→ **Exercise prompt**
Write the next part of the FTX crash explanation, starting right after its final sentence.

→ **Document passage**
start
That is from a new paper by Jessica Bai, Matthew Esche, W. Bentley MacLeod & Yifan Shi.

The FTX Debacle ELI5

Here’s my high-level explanation of the FTX crash.

Imagine that I own a house and I create a million coins representing the value of the house. I give half of the coins to my wife. I then sell one of my coins to my wife for $10. Now the house has a nominal value of $10 million dollars and my wife and I each have assets worth $5 million. Of course, no one is likely to buy my house for $10 million or lend me money based on my coin wealth but suppose I now get my friend Tyler to buy a coin for $15. Tyler says why would I want to buy your s!@# coin! To encourage Tyler to buy I give him a side-deal that is not very public. Say an extra 5% of our textbook royalties. Tyler buys the coin for $15. Now the coins have gone up in value by 50%. My wife and I each have $7.5 million. Other people may want to get in while they can—Tyler bought in! Are you in? I’m in!

Now if it’s not obvious, I am SBF in the analogy, and my wife is Alameda run by his sometimes girlfriend Caroline Ellison. Who is Tyler?—the seeming outsider who gets a kind of under-the-table deal to pump SBF’s coins? One possibility, is Sequoia a venture capitalist firm who invested in FTX, SBF’s house, while at the same time FTX invested in Sequoia. Weird right? Tyler in this example is also a bunch of firms that Alameda invested in but which were then required to keep their funds at FTX. Many other possibilities exist.

Another relevant point to our analogy is that there are one million coins but only a handful of them are traded, the handful that are traded are called the float. Similarly, many crypto coins were created with emissions schedules where only a few coins were released, the float, with a majority of the coins “locked” and only released over time. Keeping the price high, and thus the imputed value of the stock high, meant you only had to control the float.
end
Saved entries
start
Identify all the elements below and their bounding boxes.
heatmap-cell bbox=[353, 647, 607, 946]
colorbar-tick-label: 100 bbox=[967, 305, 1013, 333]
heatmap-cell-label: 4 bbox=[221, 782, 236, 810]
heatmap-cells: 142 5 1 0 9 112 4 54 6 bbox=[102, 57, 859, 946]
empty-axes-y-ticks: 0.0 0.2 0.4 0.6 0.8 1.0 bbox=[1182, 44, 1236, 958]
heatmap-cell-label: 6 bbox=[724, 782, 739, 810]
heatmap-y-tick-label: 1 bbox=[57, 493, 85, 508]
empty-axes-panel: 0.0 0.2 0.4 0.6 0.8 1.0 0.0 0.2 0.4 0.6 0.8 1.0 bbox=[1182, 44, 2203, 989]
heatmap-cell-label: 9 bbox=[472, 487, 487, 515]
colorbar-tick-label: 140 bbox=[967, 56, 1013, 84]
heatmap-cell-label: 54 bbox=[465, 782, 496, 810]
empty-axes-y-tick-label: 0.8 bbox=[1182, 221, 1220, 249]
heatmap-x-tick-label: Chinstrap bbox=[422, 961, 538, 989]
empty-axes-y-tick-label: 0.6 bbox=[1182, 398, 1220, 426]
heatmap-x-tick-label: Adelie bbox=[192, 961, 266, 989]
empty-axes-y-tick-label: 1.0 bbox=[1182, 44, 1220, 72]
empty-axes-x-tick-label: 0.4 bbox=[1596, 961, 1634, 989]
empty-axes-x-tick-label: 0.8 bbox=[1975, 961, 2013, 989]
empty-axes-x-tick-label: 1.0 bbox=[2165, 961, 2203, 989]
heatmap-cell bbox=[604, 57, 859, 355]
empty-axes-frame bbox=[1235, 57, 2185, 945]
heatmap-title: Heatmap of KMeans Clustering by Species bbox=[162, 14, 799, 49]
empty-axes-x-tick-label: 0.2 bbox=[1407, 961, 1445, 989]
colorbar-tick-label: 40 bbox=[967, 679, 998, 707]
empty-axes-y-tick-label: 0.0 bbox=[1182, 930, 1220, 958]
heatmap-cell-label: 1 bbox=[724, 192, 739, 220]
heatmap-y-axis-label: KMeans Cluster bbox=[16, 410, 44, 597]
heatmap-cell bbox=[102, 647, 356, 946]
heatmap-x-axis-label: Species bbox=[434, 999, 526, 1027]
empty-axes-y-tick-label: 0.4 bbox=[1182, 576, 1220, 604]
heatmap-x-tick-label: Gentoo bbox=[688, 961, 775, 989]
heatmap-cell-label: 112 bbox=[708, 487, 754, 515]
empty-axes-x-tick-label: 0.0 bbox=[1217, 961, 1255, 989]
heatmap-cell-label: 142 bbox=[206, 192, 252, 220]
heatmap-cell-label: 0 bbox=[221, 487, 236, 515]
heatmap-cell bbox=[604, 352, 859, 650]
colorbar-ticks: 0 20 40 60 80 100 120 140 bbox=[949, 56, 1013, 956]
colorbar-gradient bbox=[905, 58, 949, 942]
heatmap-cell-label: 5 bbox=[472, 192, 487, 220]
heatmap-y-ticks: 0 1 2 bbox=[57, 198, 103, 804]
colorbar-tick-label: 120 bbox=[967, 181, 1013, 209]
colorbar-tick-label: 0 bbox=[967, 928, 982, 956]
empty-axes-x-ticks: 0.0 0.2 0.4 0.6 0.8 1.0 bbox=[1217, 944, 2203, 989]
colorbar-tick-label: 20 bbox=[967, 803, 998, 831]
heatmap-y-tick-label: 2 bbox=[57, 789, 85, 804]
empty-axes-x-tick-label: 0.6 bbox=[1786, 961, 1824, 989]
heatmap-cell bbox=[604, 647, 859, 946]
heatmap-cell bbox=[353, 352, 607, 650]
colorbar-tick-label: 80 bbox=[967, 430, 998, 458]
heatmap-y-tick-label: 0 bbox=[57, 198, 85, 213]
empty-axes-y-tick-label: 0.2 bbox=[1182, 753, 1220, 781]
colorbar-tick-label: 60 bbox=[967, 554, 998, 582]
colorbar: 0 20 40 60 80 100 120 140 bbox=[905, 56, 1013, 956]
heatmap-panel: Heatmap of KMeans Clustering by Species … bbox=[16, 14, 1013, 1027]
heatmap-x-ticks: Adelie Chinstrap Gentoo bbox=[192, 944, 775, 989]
end
→ **Reply to the exercise**
Ok, so far this is crazy but despite nominal values in the millions a relatively small amount of real money has actually changed hands. But suppose that I now open a bank or an exchange. People want to bank with me since I have clearly shown that I know how to get wealthy! Now the money coming into the exchange is real money and it’s a bull market so when people check their accounts everything looks great, everyone is making money.

Suppose I take some of these assets and lend them to my wife for her to take speculative bets on. Is this illegal? Well, it’s actually hard to say. A bank is supposed to make loans. It’s more complicated with an exchange. Maybe it’s illegal, maybe not. After all when I lend assets to my wife I can say that there was lots of collateral. What collateral? Well remember my wife has $7.5 million in coins so I am lending say $3 or $4 million which is backed by twice as much collateral—that looks safe, right? Actually, it’s even better since she is going to invest the assets in other assets, unfortunately other coins not the S&P500, but now there is even more collateral. Everything looks safe.

Importantly, if the assets my wife is investing in are going up in price—she is getting very, very rich. She borrowed billions and keeps all the profits on the upside. Give me a house of assets to stand on and with leverage I will rule the earth! Moreover, the more prices go up, the safer this trade looks since the collateral is increasing in value. Also, my wife and I can coordinate on which coins to buy. She buys and then I list the coins on my exchange and offer them to all my customers. More demand, more price appreciation, more demand. My wife decides to borrow even more, since the trade is working so well.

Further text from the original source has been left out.